>> Start

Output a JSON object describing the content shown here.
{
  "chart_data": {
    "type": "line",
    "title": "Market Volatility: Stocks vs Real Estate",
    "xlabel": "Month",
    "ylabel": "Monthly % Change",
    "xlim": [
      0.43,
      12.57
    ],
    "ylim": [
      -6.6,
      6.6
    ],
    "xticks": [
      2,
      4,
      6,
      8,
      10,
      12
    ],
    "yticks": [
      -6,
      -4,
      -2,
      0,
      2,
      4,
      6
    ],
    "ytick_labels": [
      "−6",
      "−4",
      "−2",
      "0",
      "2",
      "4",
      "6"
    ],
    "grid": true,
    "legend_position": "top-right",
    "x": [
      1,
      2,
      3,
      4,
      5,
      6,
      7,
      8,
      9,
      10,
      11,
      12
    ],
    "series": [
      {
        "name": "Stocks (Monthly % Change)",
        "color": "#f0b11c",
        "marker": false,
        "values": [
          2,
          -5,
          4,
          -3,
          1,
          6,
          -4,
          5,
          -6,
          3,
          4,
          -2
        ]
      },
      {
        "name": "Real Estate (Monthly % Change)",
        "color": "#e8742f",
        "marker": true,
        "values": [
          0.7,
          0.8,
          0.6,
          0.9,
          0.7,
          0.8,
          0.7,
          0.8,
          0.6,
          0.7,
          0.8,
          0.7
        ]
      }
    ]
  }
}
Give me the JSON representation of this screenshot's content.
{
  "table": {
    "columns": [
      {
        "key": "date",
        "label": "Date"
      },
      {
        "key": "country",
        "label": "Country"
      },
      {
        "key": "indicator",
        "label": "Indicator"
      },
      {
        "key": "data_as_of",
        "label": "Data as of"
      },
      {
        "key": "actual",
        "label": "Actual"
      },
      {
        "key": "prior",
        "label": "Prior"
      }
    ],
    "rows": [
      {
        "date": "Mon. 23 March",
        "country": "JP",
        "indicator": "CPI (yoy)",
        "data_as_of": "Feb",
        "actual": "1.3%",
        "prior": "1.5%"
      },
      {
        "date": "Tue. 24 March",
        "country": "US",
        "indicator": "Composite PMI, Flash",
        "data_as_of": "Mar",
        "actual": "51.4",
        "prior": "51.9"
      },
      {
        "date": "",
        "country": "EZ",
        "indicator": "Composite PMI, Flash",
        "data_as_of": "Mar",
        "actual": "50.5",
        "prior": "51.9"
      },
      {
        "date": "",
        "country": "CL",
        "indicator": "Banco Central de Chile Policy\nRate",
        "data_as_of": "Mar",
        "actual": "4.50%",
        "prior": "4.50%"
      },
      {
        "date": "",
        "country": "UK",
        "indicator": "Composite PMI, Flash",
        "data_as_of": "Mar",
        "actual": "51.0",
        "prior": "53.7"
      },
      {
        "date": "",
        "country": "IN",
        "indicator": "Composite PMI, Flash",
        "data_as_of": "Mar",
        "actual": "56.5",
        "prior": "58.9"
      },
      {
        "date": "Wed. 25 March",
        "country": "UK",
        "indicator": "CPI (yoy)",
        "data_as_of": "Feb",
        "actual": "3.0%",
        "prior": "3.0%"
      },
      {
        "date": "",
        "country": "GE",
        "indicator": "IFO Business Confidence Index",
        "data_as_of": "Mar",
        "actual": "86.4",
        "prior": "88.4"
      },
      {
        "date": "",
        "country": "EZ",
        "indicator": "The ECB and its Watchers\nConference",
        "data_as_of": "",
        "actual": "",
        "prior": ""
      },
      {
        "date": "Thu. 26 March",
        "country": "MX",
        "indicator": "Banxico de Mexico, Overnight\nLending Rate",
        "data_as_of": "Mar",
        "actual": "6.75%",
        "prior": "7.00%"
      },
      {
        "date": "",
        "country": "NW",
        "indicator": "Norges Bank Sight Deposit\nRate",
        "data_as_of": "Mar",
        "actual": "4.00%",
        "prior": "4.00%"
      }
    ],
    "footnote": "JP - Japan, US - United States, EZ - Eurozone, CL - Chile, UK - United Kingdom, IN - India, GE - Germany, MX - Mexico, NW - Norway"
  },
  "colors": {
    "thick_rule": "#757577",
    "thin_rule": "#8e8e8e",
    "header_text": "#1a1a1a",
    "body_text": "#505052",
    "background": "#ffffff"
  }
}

>> End

EXERCISE:
Give the number of lines in the records above that contain the word "March". Reply with that number alone.

EXERCISE ANSWER:
4